:: Material for this task ::

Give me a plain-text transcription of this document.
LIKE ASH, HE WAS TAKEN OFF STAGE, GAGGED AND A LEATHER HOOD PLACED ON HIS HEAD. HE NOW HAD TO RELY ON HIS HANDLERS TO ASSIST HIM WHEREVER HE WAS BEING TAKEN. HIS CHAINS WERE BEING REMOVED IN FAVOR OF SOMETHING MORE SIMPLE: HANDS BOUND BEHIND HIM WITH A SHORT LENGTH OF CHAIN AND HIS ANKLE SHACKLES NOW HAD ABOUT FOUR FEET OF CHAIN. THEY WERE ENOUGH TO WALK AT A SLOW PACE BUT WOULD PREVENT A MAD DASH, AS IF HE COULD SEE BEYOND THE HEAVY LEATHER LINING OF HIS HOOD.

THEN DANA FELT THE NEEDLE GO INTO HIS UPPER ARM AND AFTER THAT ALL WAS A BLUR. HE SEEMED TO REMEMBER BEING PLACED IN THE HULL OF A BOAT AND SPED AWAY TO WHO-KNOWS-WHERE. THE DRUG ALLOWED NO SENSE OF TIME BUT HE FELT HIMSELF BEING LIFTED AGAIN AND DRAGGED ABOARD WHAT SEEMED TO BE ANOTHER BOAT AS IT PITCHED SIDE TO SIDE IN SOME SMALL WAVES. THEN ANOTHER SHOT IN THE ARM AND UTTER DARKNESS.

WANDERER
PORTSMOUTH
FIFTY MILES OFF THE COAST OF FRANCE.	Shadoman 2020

:: Requirements ::
Look for "PLACED" and pull out every line that has it.

:: Exercise response ::
LIKE ASH, HE WAS TAKEN OFF STAGE, GAGGED AND A LEATHER HOOD PLACED ON HIS HEAD. HE NOW HAD TO RELY ON HIS HANDLERS TO ASSIST HIM WHEREVER HE WAS BEING TAKEN. HIS CHAINS WERE BEING REMOVED IN FAVOR OF SOMETHING MORE SIMPLE: HANDS BOUND BEHIND HIM WITH A SHORT LENGTH OF CHAIN AND HIS ANKLE SHACKLES NOW HAD ABOUT FOUR FEET OF CHAIN. THEY WERE ENOUGH TO WALK AT A SLOW PACE BUT WOULD PREVENT A MAD DASH, AS IF HE COULD SEE BEYOND THE HEAVY LEATHER LINING OF HIS HOOD.
THEN DANA FELT THE NEEDLE GO INTO HIS UPPER ARM AND AFTER THAT ALL WAS A BLUR. HE SEEMED TO REMEMBER BEING PLACED IN THE HULL OF A BOAT AND SPED AWAY TO WHO-KNOWS-WHERE. THE DRUG ALLOWED NO SENSE OF TIME BUT HE FELT HIMSELF BEING LIFTED AGAIN AND DRAGGED ABOARD WHAT SEEMED TO BE ANOTHER BOAT AS IT PITCHED SIDE TO SIDE IN SOME SMALL WAVES. THEN ANOTHER SHOT IN THE ARM AND UTTER DARKNESS.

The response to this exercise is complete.